** START Data entries **
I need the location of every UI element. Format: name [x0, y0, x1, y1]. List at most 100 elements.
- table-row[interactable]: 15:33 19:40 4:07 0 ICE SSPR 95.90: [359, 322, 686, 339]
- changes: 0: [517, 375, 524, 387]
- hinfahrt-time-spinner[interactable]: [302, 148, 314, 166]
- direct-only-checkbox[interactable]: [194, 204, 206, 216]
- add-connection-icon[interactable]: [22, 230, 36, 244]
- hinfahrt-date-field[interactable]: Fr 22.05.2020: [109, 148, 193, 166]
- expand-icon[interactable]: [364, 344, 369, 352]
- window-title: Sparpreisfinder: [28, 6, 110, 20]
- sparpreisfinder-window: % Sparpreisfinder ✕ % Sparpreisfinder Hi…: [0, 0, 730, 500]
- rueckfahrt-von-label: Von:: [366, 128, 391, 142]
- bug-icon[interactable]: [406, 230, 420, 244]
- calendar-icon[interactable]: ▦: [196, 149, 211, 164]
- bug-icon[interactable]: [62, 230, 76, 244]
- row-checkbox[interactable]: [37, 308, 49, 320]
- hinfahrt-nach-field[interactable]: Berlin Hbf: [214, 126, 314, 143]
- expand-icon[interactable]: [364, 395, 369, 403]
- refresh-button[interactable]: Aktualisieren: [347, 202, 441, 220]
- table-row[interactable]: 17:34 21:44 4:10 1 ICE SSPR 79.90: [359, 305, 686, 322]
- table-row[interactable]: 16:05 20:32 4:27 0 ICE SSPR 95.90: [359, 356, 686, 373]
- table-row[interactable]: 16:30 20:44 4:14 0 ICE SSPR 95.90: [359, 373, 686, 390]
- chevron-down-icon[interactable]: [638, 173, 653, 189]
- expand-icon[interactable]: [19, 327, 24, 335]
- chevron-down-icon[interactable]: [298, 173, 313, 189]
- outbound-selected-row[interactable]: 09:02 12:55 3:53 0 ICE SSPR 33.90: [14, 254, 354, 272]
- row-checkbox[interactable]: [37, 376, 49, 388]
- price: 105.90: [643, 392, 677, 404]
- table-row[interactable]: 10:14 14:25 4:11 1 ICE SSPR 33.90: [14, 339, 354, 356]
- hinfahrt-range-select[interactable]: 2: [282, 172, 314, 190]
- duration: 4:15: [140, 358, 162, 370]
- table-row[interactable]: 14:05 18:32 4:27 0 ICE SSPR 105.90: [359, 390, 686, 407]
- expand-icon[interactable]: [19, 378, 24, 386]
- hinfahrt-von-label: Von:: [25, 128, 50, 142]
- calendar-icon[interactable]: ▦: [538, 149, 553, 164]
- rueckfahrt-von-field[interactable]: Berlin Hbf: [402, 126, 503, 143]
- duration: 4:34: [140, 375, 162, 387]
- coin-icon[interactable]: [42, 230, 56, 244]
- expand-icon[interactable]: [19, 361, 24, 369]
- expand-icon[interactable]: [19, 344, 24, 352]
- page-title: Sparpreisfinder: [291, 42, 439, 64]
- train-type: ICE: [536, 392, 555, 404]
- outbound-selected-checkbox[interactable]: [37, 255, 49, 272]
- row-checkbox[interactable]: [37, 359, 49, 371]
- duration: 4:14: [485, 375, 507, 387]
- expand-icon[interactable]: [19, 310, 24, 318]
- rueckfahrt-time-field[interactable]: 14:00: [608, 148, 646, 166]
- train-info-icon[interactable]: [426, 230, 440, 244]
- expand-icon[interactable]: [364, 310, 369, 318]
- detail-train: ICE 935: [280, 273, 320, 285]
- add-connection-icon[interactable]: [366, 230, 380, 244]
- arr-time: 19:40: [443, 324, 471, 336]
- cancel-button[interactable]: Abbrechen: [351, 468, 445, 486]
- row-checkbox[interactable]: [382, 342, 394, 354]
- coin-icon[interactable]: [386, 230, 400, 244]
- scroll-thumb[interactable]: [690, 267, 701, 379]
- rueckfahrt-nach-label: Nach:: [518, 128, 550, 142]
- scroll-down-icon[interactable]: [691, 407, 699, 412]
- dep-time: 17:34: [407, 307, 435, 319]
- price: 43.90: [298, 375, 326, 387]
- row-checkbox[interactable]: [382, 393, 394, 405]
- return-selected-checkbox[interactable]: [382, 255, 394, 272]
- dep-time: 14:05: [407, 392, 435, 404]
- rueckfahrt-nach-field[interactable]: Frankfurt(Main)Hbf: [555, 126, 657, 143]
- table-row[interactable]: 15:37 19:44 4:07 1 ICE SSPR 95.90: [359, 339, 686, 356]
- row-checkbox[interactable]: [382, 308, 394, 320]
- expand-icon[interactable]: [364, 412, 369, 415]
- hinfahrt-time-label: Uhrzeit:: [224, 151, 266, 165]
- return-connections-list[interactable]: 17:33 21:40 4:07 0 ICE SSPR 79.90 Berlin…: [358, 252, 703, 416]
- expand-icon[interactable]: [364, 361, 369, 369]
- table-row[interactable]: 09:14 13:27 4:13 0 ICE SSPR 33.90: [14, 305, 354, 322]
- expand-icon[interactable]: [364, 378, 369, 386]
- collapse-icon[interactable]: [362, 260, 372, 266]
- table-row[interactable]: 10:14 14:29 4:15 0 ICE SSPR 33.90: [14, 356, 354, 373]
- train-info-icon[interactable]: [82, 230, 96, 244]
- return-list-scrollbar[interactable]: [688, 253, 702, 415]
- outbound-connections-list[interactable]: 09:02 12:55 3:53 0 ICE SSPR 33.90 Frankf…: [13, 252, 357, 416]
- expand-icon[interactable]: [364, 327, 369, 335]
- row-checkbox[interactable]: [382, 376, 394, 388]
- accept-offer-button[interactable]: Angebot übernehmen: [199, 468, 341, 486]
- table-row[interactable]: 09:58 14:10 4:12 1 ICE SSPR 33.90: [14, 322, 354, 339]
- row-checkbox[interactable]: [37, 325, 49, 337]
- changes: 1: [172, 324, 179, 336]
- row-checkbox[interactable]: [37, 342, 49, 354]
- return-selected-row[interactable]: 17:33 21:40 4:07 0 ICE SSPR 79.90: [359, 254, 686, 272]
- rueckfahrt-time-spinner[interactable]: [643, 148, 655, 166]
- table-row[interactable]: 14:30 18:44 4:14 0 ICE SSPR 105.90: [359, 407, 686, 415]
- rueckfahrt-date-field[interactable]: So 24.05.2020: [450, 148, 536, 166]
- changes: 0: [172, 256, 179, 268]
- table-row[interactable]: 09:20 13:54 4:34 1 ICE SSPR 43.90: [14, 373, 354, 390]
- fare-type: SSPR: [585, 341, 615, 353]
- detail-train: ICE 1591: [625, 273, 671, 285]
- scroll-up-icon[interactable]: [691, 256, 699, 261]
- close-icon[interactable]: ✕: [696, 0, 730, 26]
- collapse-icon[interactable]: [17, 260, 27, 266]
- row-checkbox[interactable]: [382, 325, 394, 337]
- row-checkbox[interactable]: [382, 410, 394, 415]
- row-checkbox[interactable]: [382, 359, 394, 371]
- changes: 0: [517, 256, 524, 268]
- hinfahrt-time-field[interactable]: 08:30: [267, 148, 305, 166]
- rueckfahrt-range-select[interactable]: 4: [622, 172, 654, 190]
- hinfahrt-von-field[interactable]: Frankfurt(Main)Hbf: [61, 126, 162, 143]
** END Data entries **
__Problem__:
Copy out every one of the lines above word for word, keeping each character and the order unchanged.

__Complete output__:
I need the location of every UI element. Format: name [x0, y0, x1, y1]. List at most 100 elements.
- table-row[interactable]: 15:33 19:40 4:07 0 ICE SSPR 95.90: [359, 322, 686, 339]
- changes: 0: [517, 375, 524, 387]
- hinfahrt-time-spinner[interactable]: [302, 148, 314, 166]
- direct-only-checkbox[interactable]: [194, 204, 206, 216]
- add-connection-icon[interactable]: [22, 230, 36, 244]
- hinfahrt-date-field[interactable]: Fr 22.05.2020: [109, 148, 193, 166]
- expand-icon[interactable]: [364, 344, 369, 352]
- window-title: Sparpreisfinder: [28, 6, 110, 20]
- sparpreisfinder-window: % Sparpreisfinder ✕ % Sparpreisfinder Hi…: [0, 0, 730, 500]
- rueckfahrt-von-label: Von:: [366, 128, 391, 142]
- bug-icon[interactable]: [406, 230, 420, 244]
- calendar-icon[interactable]: ▦: [196, 149, 211, 164]
- bug-icon[interactable]: [62, 230, 76, 244]
- row-checkbox[interactable]: [37, 308, 49, 320]
- hinfahrt-nach-field[interactable]: Berlin Hbf: [214, 126, 314, 143]
- expand-icon[interactable]: [364, 395, 369, 403]
- refresh-button[interactable]: Aktualisieren: [347, 202, 441, 220]
- table-row[interactable]: 17:34 21:44 4:10 1 ICE SSPR 79.90: [359, 305, 686, 322]
- table-row[interactable]: 16:05 20:32 4:27 0 ICE SSPR 95.90: [359, 356, 686, 373]
- table-row[interactable]: 16:30 20:44 4:14 0 ICE SSPR 95.90: [359, 373, 686, 390]
- chevron-down-icon[interactable]: [638, 173, 653, 189]
- expand-icon[interactable]: [19, 327, 24, 335]
- chevron-down-icon[interactable]: [298, 173, 313, 189]
- outbound-selected-row[interactable]: 09:02 12:55 3:53 0 ICE SSPR 33.90: [14, 254, 354, 272]
- row-checkbox[interactable]: [37, 376, 49, 388]
- price: 105.90: [643, 392, 677, 404]
- table-row[interactable]: 10:14 14:25 4:11 1 ICE SSPR 33.90: [14, 339, 354, 356]
- hinfahrt-range-select[interactable]: 2: [282, 172, 314, 190]
- duration: 4:15: [140, 358, 162, 370]
- table-row[interactable]: 14:05 18:32 4:27 0 ICE SSPR 105.90: [359, 390, 686, 407]
- expand-icon[interactable]: [19, 378, 24, 386]
- hinfahrt-von-label: Von:: [25, 128, 50, 142]
- calendar-icon[interactable]: ▦: [538, 149, 553, 164]
- rueckfahrt-von-field[interactable]: Berlin Hbf: [402, 126, 503, 143]
- duration: 4:34: [140, 375, 162, 387]
- coin-icon[interactable]: [42, 230, 56, 244]
- expand-icon[interactable]: [19, 361, 24, 369]
- expand-icon[interactable]: [19, 344, 24, 352]
- page-title: Sparpreisfinder: [291, 42, 439, 64]
- train-type: ICE: [536, 392, 555, 404]
- outbound-selected-checkbox[interactable]: [37, 255, 49, 272]
- row-checkbox[interactable]: [37, 359, 49, 371]
- duration: 4:14: [485, 375, 507, 387]
- expand-icon[interactable]: [19, 310, 24, 318]
- rueckfahrt-time-field[interactable]: 14:00: [608, 148, 646, 166]
- train-info-icon[interactable]: [426, 230, 440, 244]
- expand-icon[interactable]: [364, 310, 369, 318]
- detail-train: ICE 935: [280, 273, 320, 285]
- add-connection-icon[interactable]: [366, 230, 380, 244]
- arr-time: 19:40: [443, 324, 471, 336]
- cancel-button[interactable]: Abbrechen: [351, 468, 445, 486]
- row-checkbox[interactable]: [382, 342, 394, 354]
- coin-icon[interactable]: [386, 230, 400, 244]
- scroll-thumb[interactable]: [690, 267, 701, 379]
- rueckfahrt-nach-label: Nach:: [518, 128, 550, 142]
- scroll-down-icon[interactable]: [691, 407, 699, 412]
- dep-time: 17:34: [407, 307, 435, 319]
- price: 43.90: [298, 375, 326, 387]
- row-checkbox[interactable]: [382, 393, 394, 405]
- return-selected-checkbox[interactable]: [382, 255, 394, 272]
- dep-time: 14:05: [407, 392, 435, 404]
- rueckfahrt-nach-field[interactable]: Frankfurt(Main)Hbf: [555, 126, 657, 143]
- table-row[interactable]: 15:37 19:44 4:07 1 ICE SSPR 95.90: [359, 339, 686, 356]
- row-checkbox[interactable]: [382, 308, 394, 320]
- expand-icon[interactable]: [364, 412, 369, 415]
- hinfahrt-time-label: Uhrzeit:: [224, 151, 266, 165]
- return-connections-list[interactable]: 17:33 21:40 4:07 0 ICE SSPR 79.90 Berlin…: [358, 252, 703, 416]
- expand-icon[interactable]: [364, 361, 369, 369]
- table-row[interactable]: 09:14 13:27 4:13 0 ICE SSPR 33.90: [14, 305, 354, 322]
- expand-icon[interactable]: [364, 378, 369, 386]
- collapse-icon[interactable]: [362, 260, 372, 266]
- table-row[interactable]: 10:14 14:29 4:15 0 ICE SSPR 33.90: [14, 356, 354, 373]
- train-info-icon[interactable]: [82, 230, 96, 244]
- return-list-scrollbar[interactable]: [688, 253, 702, 415]
- outbound-connections-list[interactable]: 09:02 12:55 3:53 0 ICE SSPR 33.90 Frankf…: [13, 252, 357, 416]
- expand-icon[interactable]: [364, 327, 369, 335]
- row-checkbox[interactable]: [382, 376, 394, 388]
- accept-offer-button[interactable]: Angebot übernehmen: [199, 468, 341, 486]
- table-row[interactable]: 09:58 14:10 4:12 1 ICE SSPR 33.90: [14, 322, 354, 339]
- row-checkbox[interactable]: [37, 325, 49, 337]
- changes: 1: [172, 324, 179, 336]
- row-checkbox[interactable]: [37, 342, 49, 354]
- return-selected-row[interactable]: 17:33 21:40 4:07 0 ICE SSPR 79.90: [359, 254, 686, 272]
- rueckfahrt-time-spinner[interactable]: [643, 148, 655, 166]
- table-row[interactable]: 14:30 18:44 4:14 0 ICE SSPR 105.90: [359, 407, 686, 415]
- rueckfahrt-date-field[interactable]: So 24.05.2020: [450, 148, 536, 166]
- changes: 0: [172, 256, 179, 268]
- table-row[interactable]: 09:20 13:54 4:34 1 ICE SSPR 43.90: [14, 373, 354, 390]
- fare-type: SSPR: [585, 341, 615, 353]
- detail-train: ICE 1591: [625, 273, 671, 285]
- scroll-up-icon[interactable]: [691, 256, 699, 261]
- close-icon[interactable]: ✕: [696, 0, 730, 26]
- collapse-icon[interactable]: [17, 260, 27, 266]
- row-checkbox[interactable]: [382, 325, 394, 337]
- row-checkbox[interactable]: [382, 410, 394, 415]
- row-checkbox[interactable]: [382, 359, 394, 371]
- changes: 0: [517, 256, 524, 268]
- hinfahrt-time-field[interactable]: 08:30: [267, 148, 305, 166]
- rueckfahrt-range-select[interactable]: 4: [622, 172, 654, 190]
- hinfahrt-von-field[interactable]: Frankfurt(Main)Hbf: [61, 126, 162, 143]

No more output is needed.